Copy all lines in which the word "TypeString" can be found.

= = = = =

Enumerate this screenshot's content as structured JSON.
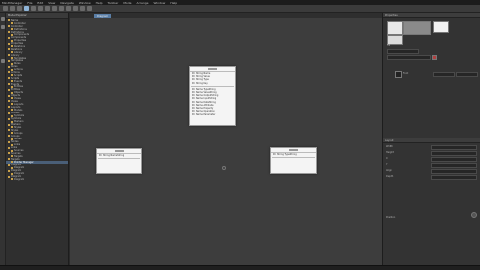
{
  "menubar": {
    "items": [
      "MindManager",
      "File",
      "Edit",
      "View",
      "Navigate",
      "Window",
      "Help",
      "Toolbar",
      "Mode",
      "Arrange",
      "Window",
      "Help"
    ]
  },
  "toolbar": {
    "buttons": [
      "new-icon",
      "open-icon",
      "save-icon",
      "cut-icon",
      "copy-icon",
      "paste-icon",
      "undo-icon",
      "redo-icon",
      "find-icon",
      "run-icon",
      "play-icon",
      "stop-icon",
      "zoom-icon"
    ]
  },
  "tree": {
    "header_label": "Model Explorer",
    "items": [
      "Name",
      "Controller",
      "Controller",
      "Definitions",
      "Definitions",
      "Components",
      "Components",
      "Properties",
      "Properties",
      "Relations",
      "Relations",
      "Library",
      "Library",
      "Templates",
      "Templates",
      "Rules",
      "Rules",
      "Actions",
      "Actions",
      "Scripts",
      "Scripts",
      "Events",
      "Events",
      "Entities",
      "Entities",
      "Objects",
      "Objects",
      "Views",
      "Views",
      "Layouts",
      "Layouts",
      "Models",
      "Models",
      "Symbols",
      "Symbols",
      "Markers",
      "Markers",
      "Styles",
      "Styles",
      "Groups",
      "Groups",
      "Nodes",
      "Nodes",
      "Links",
      "Links",
      "Sources",
      "Sources",
      "Targets",
      "Targets",
      "Pointer Manager",
      "Diagram",
      "Diagram",
      "Diagram",
      "Diagram",
      "Diagram",
      "Diagram"
    ],
    "selected_index": 49
  },
  "editor": {
    "tab_label": "Diagram"
  },
  "cards": {
    "top": {
      "rows_a": [
        "ID: String Name",
        "ID: String Value",
        "ID: String Type",
        "ID: String Key"
      ],
      "rows_b": [
        "ID: Name TypeString",
        "ID: Name ValueString",
        "ID: Name OutputString",
        "ID: Name InputString",
        "ID: Name DataString",
        "ID: Name Attribute",
        "ID: Name Property",
        "ID: Name Operation",
        "ID: Name Parameter"
      ]
    },
    "left": {
      "rows": [
        "ID: String NameString"
      ]
    },
    "right": {
      "rows": [
        "ID: String TypeString"
      ]
    }
  },
  "inspector": {
    "header_label": "Properties",
    "section_label": "Fill",
    "font_label": "Font",
    "lower_header": "Layout",
    "props": [
      "Width",
      "Height",
      "X",
      "Y",
      "Align",
      "Depth"
    ],
    "footer_label": "Position"
  }
}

= = = = =

:: Written solution ::
        "ID: Name TypeString",
        "ID: String TypeString"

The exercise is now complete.